[Data items]
• • • •
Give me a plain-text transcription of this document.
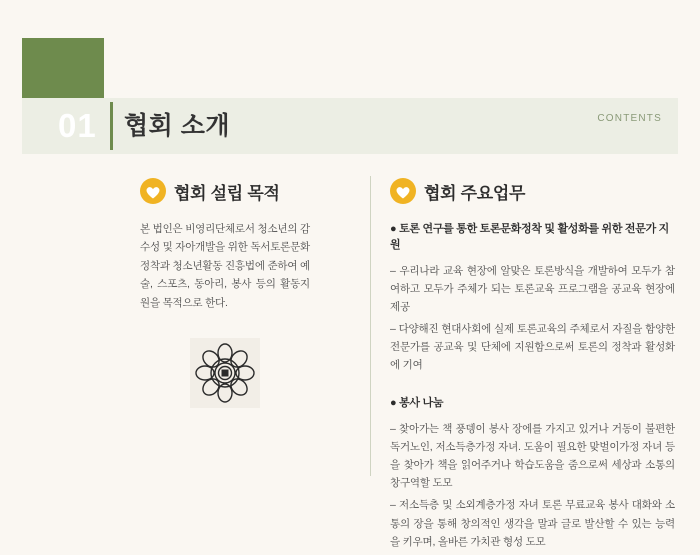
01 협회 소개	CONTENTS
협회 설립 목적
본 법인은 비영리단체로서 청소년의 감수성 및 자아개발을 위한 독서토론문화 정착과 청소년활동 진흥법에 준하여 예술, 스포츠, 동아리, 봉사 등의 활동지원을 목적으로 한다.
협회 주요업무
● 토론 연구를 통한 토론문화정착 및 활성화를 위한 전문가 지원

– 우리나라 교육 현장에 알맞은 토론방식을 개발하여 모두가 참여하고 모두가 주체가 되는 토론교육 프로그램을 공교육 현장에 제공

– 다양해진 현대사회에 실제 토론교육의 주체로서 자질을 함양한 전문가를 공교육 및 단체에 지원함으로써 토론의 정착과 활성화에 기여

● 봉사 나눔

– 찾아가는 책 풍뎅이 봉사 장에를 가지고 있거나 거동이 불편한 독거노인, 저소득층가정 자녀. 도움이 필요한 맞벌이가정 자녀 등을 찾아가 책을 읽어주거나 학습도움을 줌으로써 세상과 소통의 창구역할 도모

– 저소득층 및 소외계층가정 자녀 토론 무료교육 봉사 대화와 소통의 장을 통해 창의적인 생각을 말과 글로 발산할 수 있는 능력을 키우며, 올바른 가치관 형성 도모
• • • •
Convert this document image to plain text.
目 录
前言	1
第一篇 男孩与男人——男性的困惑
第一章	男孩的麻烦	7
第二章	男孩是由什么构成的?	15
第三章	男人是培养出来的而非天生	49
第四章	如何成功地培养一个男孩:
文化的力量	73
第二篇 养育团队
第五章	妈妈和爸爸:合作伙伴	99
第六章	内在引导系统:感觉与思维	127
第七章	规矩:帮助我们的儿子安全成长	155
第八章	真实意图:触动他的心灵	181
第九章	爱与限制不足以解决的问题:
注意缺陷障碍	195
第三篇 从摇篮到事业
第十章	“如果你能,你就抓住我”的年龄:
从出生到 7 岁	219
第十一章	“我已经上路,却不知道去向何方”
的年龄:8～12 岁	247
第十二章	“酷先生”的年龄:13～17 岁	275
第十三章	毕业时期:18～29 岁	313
• • • •
**TO BE DONE**
Scan the material for lines with the word "plain", and copy each line you find.

**TASK OUTPUT**
Give me a plain-text transcription of this document.
Convert this document image to plain text.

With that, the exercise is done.